──────── PROVIDED ENTRIES

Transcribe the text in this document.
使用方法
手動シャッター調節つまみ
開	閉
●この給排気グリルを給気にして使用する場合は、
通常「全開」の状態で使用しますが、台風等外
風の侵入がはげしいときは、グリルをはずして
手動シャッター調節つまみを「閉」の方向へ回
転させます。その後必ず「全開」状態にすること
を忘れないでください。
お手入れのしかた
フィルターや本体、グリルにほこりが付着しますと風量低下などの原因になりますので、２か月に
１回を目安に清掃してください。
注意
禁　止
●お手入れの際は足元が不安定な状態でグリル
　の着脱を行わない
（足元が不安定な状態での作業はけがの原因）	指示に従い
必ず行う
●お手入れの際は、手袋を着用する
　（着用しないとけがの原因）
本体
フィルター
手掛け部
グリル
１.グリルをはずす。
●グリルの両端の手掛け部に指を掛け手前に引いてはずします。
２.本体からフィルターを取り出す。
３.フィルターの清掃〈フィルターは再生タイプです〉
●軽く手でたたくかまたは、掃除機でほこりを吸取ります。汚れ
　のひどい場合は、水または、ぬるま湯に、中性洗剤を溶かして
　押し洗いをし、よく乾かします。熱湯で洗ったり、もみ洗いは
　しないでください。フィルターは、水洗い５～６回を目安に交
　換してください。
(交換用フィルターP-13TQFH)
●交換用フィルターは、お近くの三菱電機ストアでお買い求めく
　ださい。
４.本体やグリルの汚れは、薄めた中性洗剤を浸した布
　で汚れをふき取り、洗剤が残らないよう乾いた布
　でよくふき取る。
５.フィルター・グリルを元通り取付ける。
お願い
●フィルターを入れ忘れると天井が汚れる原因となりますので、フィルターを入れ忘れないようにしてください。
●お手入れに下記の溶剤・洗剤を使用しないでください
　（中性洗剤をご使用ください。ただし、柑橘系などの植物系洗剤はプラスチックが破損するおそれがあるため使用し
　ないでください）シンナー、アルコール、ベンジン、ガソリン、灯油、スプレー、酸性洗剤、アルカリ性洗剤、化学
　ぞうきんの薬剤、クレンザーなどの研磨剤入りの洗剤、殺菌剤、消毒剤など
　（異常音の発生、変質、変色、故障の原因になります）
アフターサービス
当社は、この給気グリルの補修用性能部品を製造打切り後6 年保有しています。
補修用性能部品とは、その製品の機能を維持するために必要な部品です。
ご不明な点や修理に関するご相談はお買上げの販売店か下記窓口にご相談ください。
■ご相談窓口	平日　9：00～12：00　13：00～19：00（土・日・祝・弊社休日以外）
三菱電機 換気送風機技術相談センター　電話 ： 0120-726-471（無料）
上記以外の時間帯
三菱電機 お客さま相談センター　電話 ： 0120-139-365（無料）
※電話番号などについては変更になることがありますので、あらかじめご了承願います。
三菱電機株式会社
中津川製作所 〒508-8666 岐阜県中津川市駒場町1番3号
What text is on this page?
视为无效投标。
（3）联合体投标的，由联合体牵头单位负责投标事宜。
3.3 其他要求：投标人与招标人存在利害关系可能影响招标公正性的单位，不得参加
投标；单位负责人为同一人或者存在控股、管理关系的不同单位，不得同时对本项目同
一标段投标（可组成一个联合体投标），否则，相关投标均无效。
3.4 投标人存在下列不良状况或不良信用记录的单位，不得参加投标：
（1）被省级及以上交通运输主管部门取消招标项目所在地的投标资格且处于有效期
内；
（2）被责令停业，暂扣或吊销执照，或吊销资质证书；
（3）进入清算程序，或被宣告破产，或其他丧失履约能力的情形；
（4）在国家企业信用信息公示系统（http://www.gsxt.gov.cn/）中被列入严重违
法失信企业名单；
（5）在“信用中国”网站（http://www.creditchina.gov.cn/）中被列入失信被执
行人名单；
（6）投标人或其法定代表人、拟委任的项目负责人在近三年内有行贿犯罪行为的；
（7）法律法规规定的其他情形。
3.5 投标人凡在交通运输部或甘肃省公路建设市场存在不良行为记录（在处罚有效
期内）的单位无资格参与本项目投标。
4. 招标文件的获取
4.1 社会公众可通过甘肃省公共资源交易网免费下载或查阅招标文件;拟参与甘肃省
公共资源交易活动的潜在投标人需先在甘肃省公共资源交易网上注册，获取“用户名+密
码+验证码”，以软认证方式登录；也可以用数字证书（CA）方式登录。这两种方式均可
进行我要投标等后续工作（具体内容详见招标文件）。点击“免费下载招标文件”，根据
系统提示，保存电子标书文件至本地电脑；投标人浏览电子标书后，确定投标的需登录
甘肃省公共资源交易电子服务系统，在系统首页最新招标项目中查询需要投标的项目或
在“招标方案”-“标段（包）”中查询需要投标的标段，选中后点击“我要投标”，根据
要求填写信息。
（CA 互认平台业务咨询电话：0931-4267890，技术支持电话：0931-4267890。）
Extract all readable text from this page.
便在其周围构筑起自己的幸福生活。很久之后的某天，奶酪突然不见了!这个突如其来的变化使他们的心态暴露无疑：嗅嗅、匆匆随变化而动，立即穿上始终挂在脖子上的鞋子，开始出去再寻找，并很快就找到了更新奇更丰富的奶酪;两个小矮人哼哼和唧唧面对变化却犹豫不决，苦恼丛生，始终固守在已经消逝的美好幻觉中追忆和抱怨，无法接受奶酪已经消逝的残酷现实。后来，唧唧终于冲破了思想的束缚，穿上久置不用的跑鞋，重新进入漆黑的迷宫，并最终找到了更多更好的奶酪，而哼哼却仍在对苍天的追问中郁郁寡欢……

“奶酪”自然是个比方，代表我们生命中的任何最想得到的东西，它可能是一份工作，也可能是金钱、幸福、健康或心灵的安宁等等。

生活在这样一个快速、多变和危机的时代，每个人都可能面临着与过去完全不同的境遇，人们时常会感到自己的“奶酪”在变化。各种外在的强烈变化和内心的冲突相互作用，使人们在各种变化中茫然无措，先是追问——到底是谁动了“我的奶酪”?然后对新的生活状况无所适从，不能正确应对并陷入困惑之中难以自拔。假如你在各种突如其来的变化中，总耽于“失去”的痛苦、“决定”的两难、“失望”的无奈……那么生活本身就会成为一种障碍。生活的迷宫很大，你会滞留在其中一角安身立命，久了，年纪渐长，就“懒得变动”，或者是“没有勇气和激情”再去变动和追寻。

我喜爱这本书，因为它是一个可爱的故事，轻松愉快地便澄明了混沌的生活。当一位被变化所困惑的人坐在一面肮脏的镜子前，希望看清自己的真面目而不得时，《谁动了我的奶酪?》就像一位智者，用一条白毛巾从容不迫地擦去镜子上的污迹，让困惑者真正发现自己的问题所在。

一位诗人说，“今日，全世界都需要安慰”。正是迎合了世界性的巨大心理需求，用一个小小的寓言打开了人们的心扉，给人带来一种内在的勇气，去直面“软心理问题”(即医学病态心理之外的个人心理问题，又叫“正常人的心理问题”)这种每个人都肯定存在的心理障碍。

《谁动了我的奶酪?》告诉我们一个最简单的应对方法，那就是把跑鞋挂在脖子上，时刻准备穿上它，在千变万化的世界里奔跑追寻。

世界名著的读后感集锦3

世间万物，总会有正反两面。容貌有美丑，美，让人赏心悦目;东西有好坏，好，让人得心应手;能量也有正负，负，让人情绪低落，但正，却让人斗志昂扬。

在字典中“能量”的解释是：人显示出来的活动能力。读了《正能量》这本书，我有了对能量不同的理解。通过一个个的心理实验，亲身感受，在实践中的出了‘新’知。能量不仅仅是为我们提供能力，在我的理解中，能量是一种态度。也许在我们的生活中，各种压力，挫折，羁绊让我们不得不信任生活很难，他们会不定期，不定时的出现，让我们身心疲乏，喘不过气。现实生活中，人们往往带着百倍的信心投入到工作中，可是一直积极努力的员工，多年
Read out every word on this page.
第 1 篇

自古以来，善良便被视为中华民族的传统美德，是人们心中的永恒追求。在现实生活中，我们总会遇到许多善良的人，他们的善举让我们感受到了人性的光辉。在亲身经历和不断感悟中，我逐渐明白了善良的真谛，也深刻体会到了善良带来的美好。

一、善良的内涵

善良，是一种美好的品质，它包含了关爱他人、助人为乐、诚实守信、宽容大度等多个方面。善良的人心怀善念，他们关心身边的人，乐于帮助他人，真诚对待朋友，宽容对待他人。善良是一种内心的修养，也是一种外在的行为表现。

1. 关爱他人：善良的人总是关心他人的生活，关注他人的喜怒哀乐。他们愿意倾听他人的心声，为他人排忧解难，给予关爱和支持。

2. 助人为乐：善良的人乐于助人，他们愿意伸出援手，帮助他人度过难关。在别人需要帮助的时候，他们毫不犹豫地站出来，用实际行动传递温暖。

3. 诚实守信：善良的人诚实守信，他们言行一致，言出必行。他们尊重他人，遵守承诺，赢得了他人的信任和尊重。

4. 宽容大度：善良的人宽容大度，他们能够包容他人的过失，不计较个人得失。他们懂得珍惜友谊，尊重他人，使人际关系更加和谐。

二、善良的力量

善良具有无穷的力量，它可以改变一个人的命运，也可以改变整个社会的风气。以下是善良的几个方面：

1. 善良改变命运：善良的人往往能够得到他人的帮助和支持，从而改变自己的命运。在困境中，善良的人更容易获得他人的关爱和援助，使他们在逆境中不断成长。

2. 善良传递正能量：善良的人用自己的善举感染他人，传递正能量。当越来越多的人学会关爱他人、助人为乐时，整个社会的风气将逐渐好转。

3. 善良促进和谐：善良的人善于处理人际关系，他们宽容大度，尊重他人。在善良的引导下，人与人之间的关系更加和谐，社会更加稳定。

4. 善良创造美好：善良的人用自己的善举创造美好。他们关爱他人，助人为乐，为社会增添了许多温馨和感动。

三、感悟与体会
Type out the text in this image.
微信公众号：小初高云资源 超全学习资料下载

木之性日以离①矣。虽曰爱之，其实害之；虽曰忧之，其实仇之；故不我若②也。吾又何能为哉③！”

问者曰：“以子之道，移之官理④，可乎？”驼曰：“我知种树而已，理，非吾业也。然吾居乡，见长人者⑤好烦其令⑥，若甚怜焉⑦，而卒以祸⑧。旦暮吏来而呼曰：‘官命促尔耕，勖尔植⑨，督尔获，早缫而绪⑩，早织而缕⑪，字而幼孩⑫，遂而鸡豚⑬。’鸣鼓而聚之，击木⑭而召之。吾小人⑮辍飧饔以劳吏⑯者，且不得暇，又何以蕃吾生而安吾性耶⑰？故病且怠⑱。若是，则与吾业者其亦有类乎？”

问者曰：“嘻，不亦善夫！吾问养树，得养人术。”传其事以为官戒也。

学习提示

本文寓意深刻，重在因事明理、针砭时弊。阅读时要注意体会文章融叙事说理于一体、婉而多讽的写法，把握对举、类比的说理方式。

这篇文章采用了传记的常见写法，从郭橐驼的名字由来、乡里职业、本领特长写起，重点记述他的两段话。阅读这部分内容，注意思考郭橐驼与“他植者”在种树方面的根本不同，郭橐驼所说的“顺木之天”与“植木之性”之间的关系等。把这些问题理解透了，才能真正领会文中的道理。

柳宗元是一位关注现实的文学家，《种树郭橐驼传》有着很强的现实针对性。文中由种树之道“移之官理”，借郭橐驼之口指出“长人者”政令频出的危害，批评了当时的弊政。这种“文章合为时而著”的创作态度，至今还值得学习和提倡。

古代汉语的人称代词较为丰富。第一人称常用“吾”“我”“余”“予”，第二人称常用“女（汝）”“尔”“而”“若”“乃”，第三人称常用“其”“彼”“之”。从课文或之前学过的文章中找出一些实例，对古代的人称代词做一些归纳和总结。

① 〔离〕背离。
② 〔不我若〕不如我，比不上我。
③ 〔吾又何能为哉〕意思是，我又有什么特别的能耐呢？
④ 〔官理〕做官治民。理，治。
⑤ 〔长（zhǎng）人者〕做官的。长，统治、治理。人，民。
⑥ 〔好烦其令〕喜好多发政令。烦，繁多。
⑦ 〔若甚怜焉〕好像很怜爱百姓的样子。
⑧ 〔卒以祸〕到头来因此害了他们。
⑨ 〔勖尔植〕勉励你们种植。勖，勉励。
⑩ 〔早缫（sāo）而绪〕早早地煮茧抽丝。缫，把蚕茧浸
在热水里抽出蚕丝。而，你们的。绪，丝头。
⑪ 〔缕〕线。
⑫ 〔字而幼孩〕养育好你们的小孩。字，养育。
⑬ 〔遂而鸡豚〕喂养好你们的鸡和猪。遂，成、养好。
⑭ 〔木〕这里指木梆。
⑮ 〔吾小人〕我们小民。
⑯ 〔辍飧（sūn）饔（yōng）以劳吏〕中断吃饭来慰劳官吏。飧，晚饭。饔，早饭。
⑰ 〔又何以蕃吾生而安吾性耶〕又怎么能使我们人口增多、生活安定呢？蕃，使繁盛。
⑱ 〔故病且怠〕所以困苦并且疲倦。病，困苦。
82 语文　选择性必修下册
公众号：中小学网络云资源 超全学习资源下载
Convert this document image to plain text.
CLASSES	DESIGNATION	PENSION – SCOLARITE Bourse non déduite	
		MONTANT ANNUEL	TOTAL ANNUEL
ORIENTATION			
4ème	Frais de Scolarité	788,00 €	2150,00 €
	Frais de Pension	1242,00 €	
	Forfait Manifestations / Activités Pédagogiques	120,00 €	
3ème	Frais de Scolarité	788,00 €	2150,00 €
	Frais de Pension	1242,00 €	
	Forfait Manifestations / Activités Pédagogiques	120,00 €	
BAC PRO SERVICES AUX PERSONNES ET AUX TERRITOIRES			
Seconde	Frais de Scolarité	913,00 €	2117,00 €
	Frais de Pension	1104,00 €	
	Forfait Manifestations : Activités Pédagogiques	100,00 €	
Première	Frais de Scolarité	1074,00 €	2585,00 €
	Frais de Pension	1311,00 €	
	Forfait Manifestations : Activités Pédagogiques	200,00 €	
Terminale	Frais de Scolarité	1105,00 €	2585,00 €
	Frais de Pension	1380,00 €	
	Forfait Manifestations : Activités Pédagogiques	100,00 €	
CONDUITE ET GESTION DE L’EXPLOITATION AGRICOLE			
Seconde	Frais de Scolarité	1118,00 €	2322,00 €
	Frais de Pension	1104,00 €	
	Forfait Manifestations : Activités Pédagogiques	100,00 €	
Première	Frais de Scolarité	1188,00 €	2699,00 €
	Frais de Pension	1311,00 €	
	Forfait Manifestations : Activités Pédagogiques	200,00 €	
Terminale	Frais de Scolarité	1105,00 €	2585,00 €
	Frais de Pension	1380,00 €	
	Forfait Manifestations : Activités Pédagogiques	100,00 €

────────────────

Copy out each line of the data containing the string "谁动了我的奶酪".

我喜爱这本书，因为它是一个可爱的故事，轻松愉快地便澄明了混沌的生活。当一位被变化所困惑的人坐在一面肮脏的镜子前，希望看清自己的真面目而不得时，《谁动了我的奶酪?》就像一位智者，用一条白毛巾从容不迫地擦去镜子上的污迹，让困惑者真正发现自己的问题所在。
《谁动了我的奶酪?》告诉我们一个最简单的应对方法，那就是把跑鞋挂在脖子上，时刻准备穿上它，在千变万化的世界里奔跑追寻。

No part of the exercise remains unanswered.